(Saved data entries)
--------
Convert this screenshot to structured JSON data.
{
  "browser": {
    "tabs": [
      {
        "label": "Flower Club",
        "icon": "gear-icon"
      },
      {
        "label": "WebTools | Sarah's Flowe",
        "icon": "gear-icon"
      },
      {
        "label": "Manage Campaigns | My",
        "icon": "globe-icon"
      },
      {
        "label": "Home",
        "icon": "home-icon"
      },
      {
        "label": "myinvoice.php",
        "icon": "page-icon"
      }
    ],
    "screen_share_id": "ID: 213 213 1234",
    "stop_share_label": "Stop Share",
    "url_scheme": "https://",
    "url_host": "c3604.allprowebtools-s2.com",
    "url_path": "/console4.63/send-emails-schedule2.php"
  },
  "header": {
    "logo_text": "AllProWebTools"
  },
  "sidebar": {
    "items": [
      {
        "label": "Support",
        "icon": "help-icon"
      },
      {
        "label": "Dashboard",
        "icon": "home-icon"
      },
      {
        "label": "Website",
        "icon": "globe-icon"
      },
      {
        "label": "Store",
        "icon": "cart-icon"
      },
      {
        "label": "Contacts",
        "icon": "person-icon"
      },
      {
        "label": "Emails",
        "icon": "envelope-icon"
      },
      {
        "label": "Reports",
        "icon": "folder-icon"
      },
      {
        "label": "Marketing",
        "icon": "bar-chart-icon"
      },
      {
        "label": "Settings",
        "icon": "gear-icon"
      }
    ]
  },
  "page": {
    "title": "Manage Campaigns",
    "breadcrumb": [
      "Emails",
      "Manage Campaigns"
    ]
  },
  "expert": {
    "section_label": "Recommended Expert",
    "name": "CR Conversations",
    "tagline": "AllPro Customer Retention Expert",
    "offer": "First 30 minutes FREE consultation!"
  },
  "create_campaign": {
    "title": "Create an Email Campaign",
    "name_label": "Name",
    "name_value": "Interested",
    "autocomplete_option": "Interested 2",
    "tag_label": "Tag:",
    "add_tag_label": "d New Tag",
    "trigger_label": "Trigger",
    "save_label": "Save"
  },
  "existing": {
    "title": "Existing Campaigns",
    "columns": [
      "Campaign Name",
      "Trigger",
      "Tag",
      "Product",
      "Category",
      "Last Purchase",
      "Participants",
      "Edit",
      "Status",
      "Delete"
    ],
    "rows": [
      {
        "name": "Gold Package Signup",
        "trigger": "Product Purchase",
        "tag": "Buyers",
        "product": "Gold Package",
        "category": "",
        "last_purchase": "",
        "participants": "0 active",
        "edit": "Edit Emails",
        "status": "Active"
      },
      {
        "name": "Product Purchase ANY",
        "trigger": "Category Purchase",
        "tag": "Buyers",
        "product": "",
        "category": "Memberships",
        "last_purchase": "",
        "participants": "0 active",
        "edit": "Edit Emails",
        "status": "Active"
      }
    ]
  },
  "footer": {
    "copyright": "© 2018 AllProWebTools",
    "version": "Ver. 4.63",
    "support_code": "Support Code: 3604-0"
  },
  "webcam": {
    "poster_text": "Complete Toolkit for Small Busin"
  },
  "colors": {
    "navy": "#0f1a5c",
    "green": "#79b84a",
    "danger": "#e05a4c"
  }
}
--------
Retype all of the material above with every character intact.

Convert this screenshot to structured JSON data.
{
  "browser": {
    "tabs": [
      {
        "label": "Flower Club",
        "icon": "gear-icon"
      },
      {
        "label": "WebTools | Sarah's Flowe",
        "icon": "gear-icon"
      },
      {
        "label": "Manage Campaigns | My",
        "icon": "globe-icon"
      },
      {
        "label": "Home",
        "icon": "home-icon"
      },
      {
        "label": "myinvoice.php",
        "icon": "page-icon"
      }
    ],
    "screen_share_id": "ID: 213 213 1234",
    "stop_share_label": "Stop Share",
    "url_scheme": "https://",
    "url_host": "c3604.allprowebtools-s2.com",
    "url_path": "/console4.63/send-emails-schedule2.php"
  },
  "header": {
    "logo_text": "AllProWebTools"
  },
  "sidebar": {
    "items": [
      {
        "label": "Support",
        "icon": "help-icon"
      },
      {
        "label": "Dashboard",
        "icon": "home-icon"
      },
      {
        "label": "Website",
        "icon": "globe-icon"
      },
      {
        "label": "Store",
        "icon": "cart-icon"
      },
      {
        "label": "Contacts",
        "icon": "person-icon"
      },
      {
        "label": "Emails",
        "icon": "envelope-icon"
      },
      {
        "label": "Reports",
        "icon": "folder-icon"
      },
      {
        "label": "Marketing",
        "icon": "bar-chart-icon"
      },
      {
        "label": "Settings",
        "icon": "gear-icon"
      }
    ]
  },
  "page": {
    "title": "Manage Campaigns",
    "breadcrumb": [
      "Emails",
      "Manage Campaigns"
    ]
  },
  "expert": {
    "section_label": "Recommended Expert",
    "name": "CR Conversations",
    "tagline": "AllPro Customer Retention Expert",
    "offer": "First 30 minutes FREE consultation!"
  },
  "create_campaign": {
    "title": "Create an Email Campaign",
    "name_label": "Name",
    "name_value": "Interested",
    "autocomplete_option": "Interested 2",
    "tag_label": "Tag:",
    "add_tag_label": "d New Tag",
    "trigger_label": "Trigger",
    "save_label": "Save"
  },
  "existing": {
    "title": "Existing Campaigns",
    "columns": [
      "Campaign Name",
      "Trigger",
      "Tag",
      "Product",
      "Category",
      "Last Purchase",
      "Participants",
      "Edit",
      "Status",
      "Delete"
    ],
    "rows": [
      {
        "name": "Gold Package Signup",
        "trigger": "Product Purchase",
        "tag": "Buyers",
        "product": "Gold Package",
        "category": "",
        "last_purchase": "",
        "participants": "0 active",
        "edit": "Edit Emails",
        "status": "Active"
      },
      {
        "name": "Product Purchase ANY",
        "trigger": "Category Purchase",
        "tag": "Buyers",
        "product": "",
        "category": "Memberships",
        "last_purchase": "",
        "participants": "0 active",
        "edit": "Edit Emails",
        "status": "Active"
      }
    ]
  },
  "footer": {
    "copyright": "© 2018 AllProWebTools",
    "version": "Ver. 4.63",
    "support_code": "Support Code: 3604-0"
  },
  "webcam": {
    "poster_text": "Complete Toolkit for Small Busin"
  },
  "colors": {
    "navy": "#0f1a5c",
    "green": "#79b84a",
    "danger": "#e05a4c"
  }
}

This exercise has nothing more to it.